Exercise:
Your task is to print every entry below exactly as given.

════════════════

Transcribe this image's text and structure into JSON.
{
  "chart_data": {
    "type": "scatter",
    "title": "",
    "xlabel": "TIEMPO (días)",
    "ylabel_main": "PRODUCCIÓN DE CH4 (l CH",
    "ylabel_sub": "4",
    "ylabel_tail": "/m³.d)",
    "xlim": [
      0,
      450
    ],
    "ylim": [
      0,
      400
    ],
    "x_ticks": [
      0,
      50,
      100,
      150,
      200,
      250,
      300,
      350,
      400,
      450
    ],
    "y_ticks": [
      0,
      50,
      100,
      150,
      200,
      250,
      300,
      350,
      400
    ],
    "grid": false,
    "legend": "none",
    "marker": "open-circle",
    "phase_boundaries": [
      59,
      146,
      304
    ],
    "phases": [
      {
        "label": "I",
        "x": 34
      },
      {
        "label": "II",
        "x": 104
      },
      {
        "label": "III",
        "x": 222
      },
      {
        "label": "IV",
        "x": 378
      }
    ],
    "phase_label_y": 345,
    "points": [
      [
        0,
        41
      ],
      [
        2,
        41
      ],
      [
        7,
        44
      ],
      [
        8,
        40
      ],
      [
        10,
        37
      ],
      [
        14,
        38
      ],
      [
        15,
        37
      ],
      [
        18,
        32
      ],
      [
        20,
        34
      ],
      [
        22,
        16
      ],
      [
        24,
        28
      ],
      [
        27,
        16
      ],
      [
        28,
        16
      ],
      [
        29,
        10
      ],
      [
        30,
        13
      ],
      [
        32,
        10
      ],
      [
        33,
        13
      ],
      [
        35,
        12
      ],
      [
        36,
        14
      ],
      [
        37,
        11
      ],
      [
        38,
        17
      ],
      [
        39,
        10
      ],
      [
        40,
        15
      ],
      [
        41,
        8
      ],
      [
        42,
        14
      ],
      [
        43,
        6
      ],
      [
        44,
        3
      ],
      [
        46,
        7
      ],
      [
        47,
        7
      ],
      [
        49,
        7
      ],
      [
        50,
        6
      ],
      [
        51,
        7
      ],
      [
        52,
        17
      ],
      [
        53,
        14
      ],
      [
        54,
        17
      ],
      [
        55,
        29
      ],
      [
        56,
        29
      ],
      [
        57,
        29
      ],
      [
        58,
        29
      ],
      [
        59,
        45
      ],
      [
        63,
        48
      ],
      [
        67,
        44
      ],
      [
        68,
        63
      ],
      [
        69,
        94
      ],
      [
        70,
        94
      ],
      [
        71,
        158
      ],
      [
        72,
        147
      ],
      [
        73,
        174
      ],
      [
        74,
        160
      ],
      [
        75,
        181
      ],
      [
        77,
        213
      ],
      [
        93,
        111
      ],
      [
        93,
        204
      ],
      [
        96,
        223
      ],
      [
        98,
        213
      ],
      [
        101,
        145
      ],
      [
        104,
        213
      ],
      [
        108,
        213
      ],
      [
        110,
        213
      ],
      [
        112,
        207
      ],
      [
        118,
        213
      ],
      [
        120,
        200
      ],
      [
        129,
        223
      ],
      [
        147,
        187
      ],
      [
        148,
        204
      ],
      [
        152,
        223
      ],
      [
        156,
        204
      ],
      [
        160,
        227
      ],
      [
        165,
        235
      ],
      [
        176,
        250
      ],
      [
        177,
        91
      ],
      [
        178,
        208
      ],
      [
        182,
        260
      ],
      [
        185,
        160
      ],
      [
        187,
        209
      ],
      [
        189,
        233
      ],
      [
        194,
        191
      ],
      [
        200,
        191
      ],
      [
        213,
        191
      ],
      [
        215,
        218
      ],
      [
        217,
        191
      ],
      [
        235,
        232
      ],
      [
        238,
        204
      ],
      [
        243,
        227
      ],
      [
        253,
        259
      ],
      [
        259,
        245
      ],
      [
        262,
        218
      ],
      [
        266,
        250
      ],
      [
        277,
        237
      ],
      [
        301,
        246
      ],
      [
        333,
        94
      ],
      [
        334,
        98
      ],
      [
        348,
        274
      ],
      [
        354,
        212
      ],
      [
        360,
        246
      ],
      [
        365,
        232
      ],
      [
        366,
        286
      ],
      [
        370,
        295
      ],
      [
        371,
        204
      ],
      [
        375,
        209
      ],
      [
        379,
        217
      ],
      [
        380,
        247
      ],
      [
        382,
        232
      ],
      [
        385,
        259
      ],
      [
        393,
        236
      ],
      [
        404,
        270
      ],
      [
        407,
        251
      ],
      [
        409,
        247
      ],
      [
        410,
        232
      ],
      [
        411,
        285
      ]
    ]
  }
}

════════════════

The output:
Transcribe this image's text and structure into JSON.
{
  "chart_data": {
    "type": "scatter",
    "title": "",
    "xlabel": "TIEMPO (días)",
    "ylabel_main": "PRODUCCIÓN DE CH4 (l CH",
    "ylabel_sub": "4",
    "ylabel_tail": "/m³.d)",
    "xlim": [
      0,
      450
    ],
    "ylim": [
      0,
      400
    ],
    "x_ticks": [
      0,
      50,
      100,
      150,
      200,
      250,
      300,
      350,
      400,
      450
    ],
    "y_ticks": [
      0,
      50,
      100,
      150,
      200,
      250,
      300,
      350,
      400
    ],
    "grid": false,
    "legend": "none",
    "marker": "open-circle",
    "phase_boundaries": [
      59,
      146,
      304
    ],
    "phases": [
      {
        "label": "I",
        "x": 34
      },
      {
        "label": "II",
        "x": 104
      },
      {
        "label": "III",
        "x": 222
      },
      {
        "label": "IV",
        "x": 378
      }
    ],
    "phase_label_y": 345,
    "points": [
      [
        0,
        41
      ],
      [
        2,
        41
      ],
      [
        7,
        44
      ],
      [
        8,
        40
      ],
      [
        10,
        37
      ],
      [
        14,
        38
      ],
      [
        15,
        37
      ],
      [
        18,
        32
      ],
      [
        20,
        34
      ],
      [
        22,
        16
      ],
      [
        24,
        28
      ],
      [
        27,
        16
      ],
      [
        28,
        16
      ],
      [
        29,
        10
      ],
      [
        30,
        13
      ],
      [
        32,
        10
      ],
      [
        33,
        13
      ],
      [
        35,
        12
      ],
      [
        36,
        14
      ],
      [
        37,
        11
      ],
      [
        38,
        17
      ],
      [
        39,
        10
      ],
      [
        40,
        15
      ],
      [
        41,
        8
      ],
      [
        42,
        14
      ],
      [
        43,
        6
      ],
      [
        44,
        3
      ],
      [
        46,
        7
      ],
      [
        47,
        7
      ],
      [
        49,
        7
      ],
      [
        50,
        6
      ],
      [
        51,
        7
      ],
      [
        52,
        17
      ],
      [
        53,
        14
      ],
      [
        54,
        17
      ],
      [
        55,
        29
      ],
      [
        56,
        29
      ],
      [
        57,
        29
      ],
      [
        58,
        29
      ],
      [
        59,
        45
      ],
      [
        63,
        48
      ],
      [
        67,
        44
      ],
      [
        68,
        63
      ],
      [
        69,
        94
      ],
      [
        70,
        94
      ],
      [
        71,
        158
      ],
      [
        72,
        147
      ],
      [
        73,
        174
      ],
      [
        74,
        160
      ],
      [
        75,
        181
      ],
      [
        77,
        213
      ],
      [
        93,
        111
      ],
      [
        93,
        204
      ],
      [
        96,
        223
      ],
      [
        98,
        213
      ],
      [
        101,
        145
      ],
      [
        104,
        213
      ],
      [
        108,
        213
      ],
      [
        110,
        213
      ],
      [
        112,
        207
      ],
      [
        118,
        213
      ],
      [
        120,
        200
      ],
      [
        129,
        223
      ],
      [
        147,
        187
      ],
      [
        148,
        204
      ],
      [
        152,
        223
      ],
      [
        156,
        204
      ],
      [
        160,
        227
      ],
      [
        165,
        235
      ],
      [
        176,
        250
      ],
      [
        177,
        91
      ],
      [
        178,
        208
      ],
      [
        182,
        260
      ],
      [
        185,
        160
      ],
      [
        187,
        209
      ],
      [
        189,
        233
      ],
      [
        194,
        191
      ],
      [
        200,
        191
      ],
      [
        213,
        191
      ],
      [
        215,
        218
      ],
      [
        217,
        191
      ],
      [
        235,
        232
      ],
      [
        238,
        204
      ],
      [
        243,
        227
      ],
      [
        253,
        259
      ],
      [
        259,
        245
      ],
      [
        262,
        218
      ],
      [
        266,
        250
      ],
      [
        277,
        237
      ],
      [
        301,
        246
      ],
      [
        333,
        94
      ],
      [
        334,
        98
      ],
      [
        348,
        274
      ],
      [
        354,
        212
      ],
      [
        360,
        246
      ],
      [
        365,
        232
      ],
      [
        366,
        286
      ],
      [
        370,
        295
      ],
      [
        371,
        204
      ],
      [
        375,
        209
      ],
      [
        379,
        217
      ],
      [
        380,
        247
      ],
      [
        382,
        232
      ],
      [
        385,
        259
      ],
      [
        393,
        236
      ],
      [
        404,
        270
      ],
      [
        407,
        251
      ],
      [
        409,
        247
      ],
      [
        410,
        232
      ],
      [
        411,
        285
      ]
    ]
  }
}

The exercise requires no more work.